- Directions:
Transcribe the data underneath exactly. No images belong in your version.

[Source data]

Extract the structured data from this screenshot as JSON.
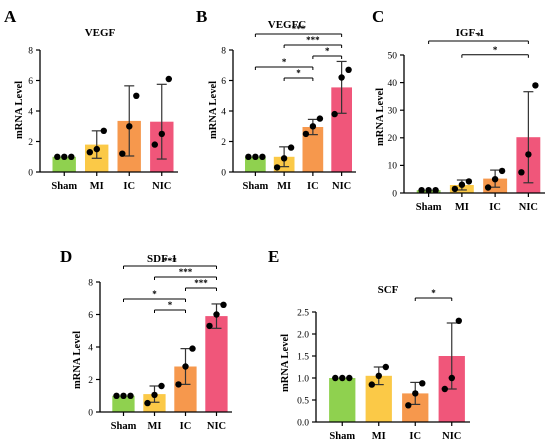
{
  "colors": {
    "Sham": "#8fd14f",
    "MI": "#fbc947",
    "IC": "#f6984d",
    "NIC": "#f0567a",
    "axis": "#000000",
    "errorbar": "#333333",
    "point": "#000000"
  },
  "chart_data": [
    {
      "type": "bar",
      "panel_label": "A",
      "title": "VEGF",
      "ylabel": "mRNA Level",
      "categories": [
        "Sham",
        "MI",
        "IC",
        "NIC"
      ],
      "values": [
        1.0,
        1.8,
        3.35,
        3.3
      ],
      "error_sd": [
        0.0,
        0.9,
        2.3,
        2.45
      ],
      "points": [
        [
          1.0,
          1.0,
          1.0
        ],
        [
          1.3,
          1.5,
          2.7
        ],
        [
          1.2,
          3.0,
          5.0
        ],
        [
          1.8,
          2.5,
          6.1
        ]
      ],
      "ylim": [
        0,
        8
      ],
      "yticks": [
        0,
        2,
        4,
        6,
        8
      ],
      "significance": []
    },
    {
      "type": "bar",
      "panel_label": "B",
      "title": "VEGFC",
      "ylabel": "mRNA Level",
      "categories": [
        "Sham",
        "MI",
        "IC",
        "NIC"
      ],
      "values": [
        1.0,
        1.0,
        2.95,
        5.55
      ],
      "error_sd": [
        0.0,
        0.65,
        0.5,
        1.7
      ],
      "points": [
        [
          1.0,
          1.0,
          1.0
        ],
        [
          0.3,
          0.9,
          1.6
        ],
        [
          2.5,
          3.0,
          3.5
        ],
        [
          3.8,
          6.2,
          6.7
        ]
      ],
      "ylim": [
        0,
        8
      ],
      "yticks": [
        0,
        2,
        4,
        6,
        8
      ],
      "significance": [
        {
          "from": 0,
          "to": 3,
          "label": "***"
        },
        {
          "from": 1,
          "to": 3,
          "label": "***"
        },
        {
          "from": 2,
          "to": 3,
          "label": "*"
        },
        {
          "from": 0,
          "to": 2,
          "label": "*"
        },
        {
          "from": 1,
          "to": 2,
          "label": "*"
        }
      ]
    },
    {
      "type": "bar",
      "panel_label": "C",
      "title": "IGF-1",
      "ylabel": "mRNA Level",
      "categories": [
        "Sham",
        "MI",
        "IC",
        "NIC"
      ],
      "values": [
        1.0,
        2.9,
        5.2,
        20.2
      ],
      "error_sd": [
        0.0,
        1.8,
        3.1,
        16.5
      ],
      "points": [
        [
          1.0,
          1.0,
          1.0
        ],
        [
          1.5,
          3.0,
          4.2
        ],
        [
          2.0,
          5.0,
          8.0
        ],
        [
          7.5,
          14.0,
          39.0
        ]
      ],
      "ylim": [
        0,
        50
      ],
      "yticks": [
        0,
        10,
        20,
        30,
        40,
        50
      ],
      "significance": [
        {
          "from": 0,
          "to": 3,
          "label": "*"
        },
        {
          "from": 1,
          "to": 3,
          "label": "*"
        }
      ]
    },
    {
      "type": "bar",
      "panel_label": "D",
      "title": "SDF-1",
      "ylabel": "mRNA Level",
      "categories": [
        "Sham",
        "MI",
        "IC",
        "NIC"
      ],
      "values": [
        1.0,
        1.1,
        2.8,
        5.9
      ],
      "error_sd": [
        0.0,
        0.5,
        1.1,
        0.75
      ],
      "points": [
        [
          1.0,
          1.0,
          1.0
        ],
        [
          0.55,
          1.05,
          1.6
        ],
        [
          1.7,
          2.8,
          3.9
        ],
        [
          5.3,
          6.0,
          6.6
        ]
      ],
      "ylim": [
        0,
        8
      ],
      "yticks": [
        0,
        2,
        4,
        6,
        8
      ],
      "significance": [
        {
          "from": 0,
          "to": 3,
          "label": "***"
        },
        {
          "from": 1,
          "to": 3,
          "label": "***"
        },
        {
          "from": 2,
          "to": 3,
          "label": "***"
        },
        {
          "from": 0,
          "to": 2,
          "label": "*"
        },
        {
          "from": 1,
          "to": 2,
          "label": "*"
        }
      ]
    },
    {
      "type": "bar",
      "panel_label": "E",
      "title": "SCF",
      "ylabel": "mRNA Level",
      "categories": [
        "Sham",
        "MI",
        "IC",
        "NIC"
      ],
      "values": [
        1.0,
        1.05,
        0.65,
        1.5
      ],
      "error_sd": [
        0.0,
        0.2,
        0.25,
        0.75
      ],
      "points": [
        [
          1.0,
          1.0,
          1.0
        ],
        [
          0.85,
          1.05,
          1.25
        ],
        [
          0.38,
          0.65,
          0.88
        ],
        [
          0.75,
          1.0,
          2.3
        ]
      ],
      "ylim": [
        0,
        2.5
      ],
      "yticks": [
        0.0,
        0.5,
        1.0,
        1.5,
        2.0,
        2.5
      ],
      "significance": [
        {
          "from": 2,
          "to": 3,
          "label": "*"
        }
      ]
    }
  ]
}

- Problem solution:
Extract the structured data from this screenshot as JSON.
{
  "colors": {
    "Sham": "#8fd14f",
    "MI": "#fbc947",
    "IC": "#f6984d",
    "NIC": "#f0567a",
    "axis": "#000000",
    "errorbar": "#333333",
    "point": "#000000"
  },
  "chart_data": [
    {
      "type": "bar",
      "panel_label": "A",
      "title": "VEGF",
      "ylabel": "mRNA Level",
      "categories": [
        "Sham",
        "MI",
        "IC",
        "NIC"
      ],
      "values": [
        1.0,
        1.8,
        3.35,
        3.3
      ],
      "error_sd": [
        0.0,
        0.9,
        2.3,
        2.45
      ],
      "points": [
        [
          1.0,
          1.0,
          1.0
        ],
        [
          1.3,
          1.5,
          2.7
        ],
        [
          1.2,
          3.0,
          5.0
        ],
        [
          1.8,
          2.5,
          6.1
        ]
      ],
      "ylim": [
        0,
        8
      ],
      "yticks": [
        0,
        2,
        4,
        6,
        8
      ],
      "significance": []
    },
    {
      "type": "bar",
      "panel_label": "B",
      "title": "VEGFC",
      "ylabel": "mRNA Level",
      "categories": [
        "Sham",
        "MI",
        "IC",
        "NIC"
      ],
      "values": [
        1.0,
        1.0,
        2.95,
        5.55
      ],
      "error_sd": [
        0.0,
        0.65,
        0.5,
        1.7
      ],
      "points": [
        [
          1.0,
          1.0,
          1.0
        ],
        [
          0.3,
          0.9,
          1.6
        ],
        [
          2.5,
          3.0,
          3.5
        ],
        [
          3.8,
          6.2,
          6.7
        ]
      ],
      "ylim": [
        0,
        8
      ],
      "yticks": [
        0,
        2,
        4,
        6,
        8
      ],
      "significance": [
        {
          "from": 0,
          "to": 3,
          "label": "***"
        },
        {
          "from": 1,
          "to": 3,
          "label": "***"
        },
        {
          "from": 2,
          "to": 3,
          "label": "*"
        },
        {
          "from": 0,
          "to": 2,
          "label": "*"
        },
        {
          "from": 1,
          "to": 2,
          "label": "*"
        }
      ]
    },
    {
      "type": "bar",
      "panel_label": "C",
      "title": "IGF-1",
      "ylabel": "mRNA Level",
      "categories": [
        "Sham",
        "MI",
        "IC",
        "NIC"
      ],
      "values": [
        1.0,
        2.9,
        5.2,
        20.2
      ],
      "error_sd": [
        0.0,
        1.8,
        3.1,
        16.5
      ],
      "points": [
        [
          1.0,
          1.0,
          1.0
        ],
        [
          1.5,
          3.0,
          4.2
        ],
        [
          2.0,
          5.0,
          8.0
        ],
        [
          7.5,
          14.0,
          39.0
        ]
      ],
      "ylim": [
        0,
        50
      ],
      "yticks": [
        0,
        10,
        20,
        30,
        40,
        50
      ],
      "significance": [
        {
          "from": 0,
          "to": 3,
          "label": "*"
        },
        {
          "from": 1,
          "to": 3,
          "label": "*"
        }
      ]
    },
    {
      "type": "bar",
      "panel_label": "D",
      "title": "SDF-1",
      "ylabel": "mRNA Level",
      "categories": [
        "Sham",
        "MI",
        "IC",
        "NIC"
      ],
      "values": [
        1.0,
        1.1,
        2.8,
        5.9
      ],
      "error_sd": [
        0.0,
        0.5,
        1.1,
        0.75
      ],
      "points": [
        [
          1.0,
          1.0,
          1.0
        ],
        [
          0.55,
          1.05,
          1.6
        ],
        [
          1.7,
          2.8,
          3.9
        ],
        [
          5.3,
          6.0,
          6.6
        ]
      ],
      "ylim": [
        0,
        8
      ],
      "yticks": [
        0,
        2,
        4,
        6,
        8
      ],
      "significance": [
        {
          "from": 0,
          "to": 3,
          "label": "***"
        },
        {
          "from": 1,
          "to": 3,
          "label": "***"
        },
        {
          "from": 2,
          "to": 3,
          "label": "***"
        },
        {
          "from": 0,
          "to": 2,
          "label": "*"
        },
        {
          "from": 1,
          "to": 2,
          "label": "*"
        }
      ]
    },
    {
      "type": "bar",
      "panel_label": "E",
      "title": "SCF",
      "ylabel": "mRNA Level",
      "categories": [
        "Sham",
        "MI",
        "IC",
        "NIC"
      ],
      "values": [
        1.0,
        1.05,
        0.65,
        1.5
      ],
      "error_sd": [
        0.0,
        0.2,
        0.25,
        0.75
      ],
      "points": [
        [
          1.0,
          1.0,
          1.0
        ],
        [
          0.85,
          1.05,
          1.25
        ],
        [
          0.38,
          0.65,
          0.88
        ],
        [
          0.75,
          1.0,
          2.3
        ]
      ],
      "ylim": [
        0,
        2.5
      ],
      "yticks": [
        0.0,
        0.5,
        1.0,
        1.5,
        2.0,
        2.5
      ],
      "significance": [
        {
          "from": 2,
          "to": 3,
          "label": "*"
        }
      ]
    }
  ]
}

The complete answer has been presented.